#### EXERCISE BRIEF
Repeat the lines below exactly as they appear, but leave out the images.

# START OF SUPPLIED INFORMATION

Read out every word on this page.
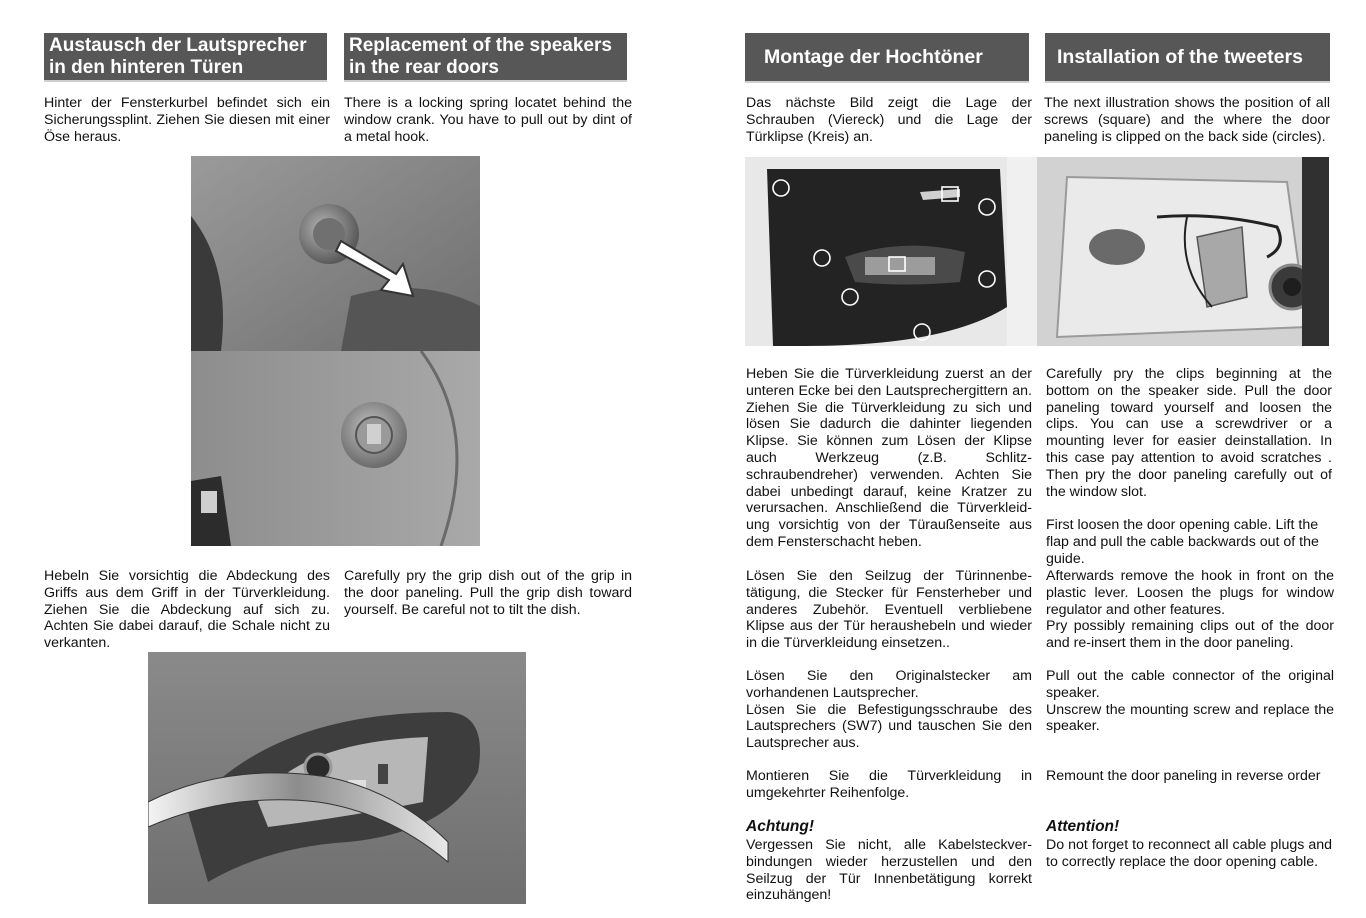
Austausch der Lautsprecher
in den hinteren Türen
Replacement of the speakers
in the rear doors

Hinter der Fensterkurbel befindet sich ein Sicherungssplint. Ziehen Sie diesen mit einer Öse heraus.

There is a locking spring locatet behind the window crank. You have to pull out by dint of a metal hook.

Hebeln Sie vorsichtig die Abdeckung des Griffs aus dem Griff in der Türverkleidung. Ziehen Sie die Abdeckung auf sich zu. Achten Sie dabei darauf, die Schale nicht zu verkanten.

Carefully pry the grip dish out of the grip in the door paneling. Pull the grip dish toward yourself. Be careful not to tilt the dish.

Montage der Hochtöner	Installation of the tweeters

Das nächste Bild zeigt die Lage der Schrauben (Viereck) und die Lage der Türklipse (Kreis) an.

The next illustration shows the position of all screws (square) and the where the door paneling is clipped on the back side (circles).

Heben Sie die Türverkleidung zuerst an der unteren Ecke bei den Lautsprechergittern an. Ziehen Sie die Türverkleidung zu sich und lösen Sie dadurch die dahinter liegenden Klipse. Sie können zum Lösen der Klipse auch Werkzeug (z.B. Schlitz-schraubendreher) verwenden. Achten Sie dabei unbedingt darauf, keine Kratzer zu verursachen. Anschließend die Türverkleid-ung vorsichtig von der Türaußenseite aus dem Fensterschacht heben.

Carefully pry the clips beginning at the bottom on the speaker side. Pull the door paneling toward yourself and loosen the clips. You can use a screwdriver or a mounting lever for easier deinstallation. In this case pay attention to avoid scratches . Then pry the door paneling carefully out of the window slot.

First loosen the door opening cable. Lift the flap and pull the cable backwards out of the guide.

Lösen Sie den Seilzug der Türinnenbe-tätigung, die Stecker für Fensterheber und anderes Zubehör. Eventuell verbliebene Klipse aus der Tür heraushebeln und wieder in die Türverkleidung einsetzen..

Afterwards remove the hook in front on the plastic lever. Loosen the plugs for window regulator and other features.
Pry possibly remaining clips out of the door and re-insert them in the door paneling.

Lösen Sie den Originalstecker am vorhandenen Lautsprecher.
Lösen Sie die Befestigungsschraube des Lautsprechers (SW7) und tauschen Sie den Lautsprecher aus.

Pull out the cable connector of the original speaker.
Unscrew the mounting screw and replace the speaker.

Montieren Sie die Türverkleidung in umgekehrter Reihenfolge.

Remount the door paneling in reverse order

Achtung!	Attention!

Vergessen Sie nicht, alle Kabelsteckver-bindungen wieder herzustellen und den Seilzug der Tür Innenbetätigung korrekt einzuhängen!

Do not forget to reconnect all cable plugs and to correctly replace the door opening cable.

# END OF SUPPLIED INFORMATION

#### WORKED SOLUTION
Read out every word on this page.
Austausch der Lautsprecher
in den hinteren Türen
Replacement of the speakers
in the rear doors

Hinter der Fensterkurbel befindet sich ein Sicherungssplint. Ziehen Sie diesen mit einer Öse heraus.

There is a locking spring locatet behind the window crank. You have to pull out by dint of a metal hook.

Hebeln Sie vorsichtig die Abdeckung des Griffs aus dem Griff in der Türverkleidung. Ziehen Sie die Abdeckung auf sich zu. Achten Sie dabei darauf, die Schale nicht zu verkanten.

Carefully pry the grip dish out of the grip in the door paneling. Pull the grip dish toward yourself. Be careful not to tilt the dish.

Montage der Hochtöner	Installation of the tweeters

Das nächste Bild zeigt die Lage der Schrauben (Viereck) und die Lage der Türklipse (Kreis) an.

The next illustration shows the position of all screws (square) and the where the door paneling is clipped on the back side (circles).

Heben Sie die Türverkleidung zuerst an der unteren Ecke bei den Lautsprechergittern an. Ziehen Sie die Türverkleidung zu sich und lösen Sie dadurch die dahinter liegenden Klipse. Sie können zum Lösen der Klipse auch Werkzeug (z.B. Schlitz-schraubendreher) verwenden. Achten Sie dabei unbedingt darauf, keine Kratzer zu verursachen. Anschließend die Türverkleid-ung vorsichtig von der Türaußenseite aus dem Fensterschacht heben.

Carefully pry the clips beginning at the bottom on the speaker side. Pull the door paneling toward yourself and loosen the clips. You can use a screwdriver or a mounting lever for easier deinstallation. In this case pay attention to avoid scratches . Then pry the door paneling carefully out of the window slot.

First loosen the door opening cable. Lift the flap and pull the cable backwards out of the guide.

Lösen Sie den Seilzug der Türinnenbe-tätigung, die Stecker für Fensterheber und anderes Zubehör. Eventuell verbliebene Klipse aus der Tür heraushebeln und wieder in die Türverkleidung einsetzen..

Afterwards remove the hook in front on the plastic lever. Loosen the plugs for window regulator and other features.
Pry possibly remaining clips out of the door and re-insert them in the door paneling.

Lösen Sie den Originalstecker am vorhandenen Lautsprecher.
Lösen Sie die Befestigungsschraube des Lautsprechers (SW7) und tauschen Sie den Lautsprecher aus.

Pull out the cable connector of the original speaker.
Unscrew the mounting screw and replace the speaker.

Montieren Sie die Türverkleidung in umgekehrter Reihenfolge.

Remount the door paneling in reverse order

Achtung!	Attention!

Vergessen Sie nicht, alle Kabelsteckver-bindungen wieder herzustellen und den Seilzug der Tür Innenbetätigung korrekt einzuhängen!

Do not forget to reconnect all cable plugs and to correctly replace the door opening cable.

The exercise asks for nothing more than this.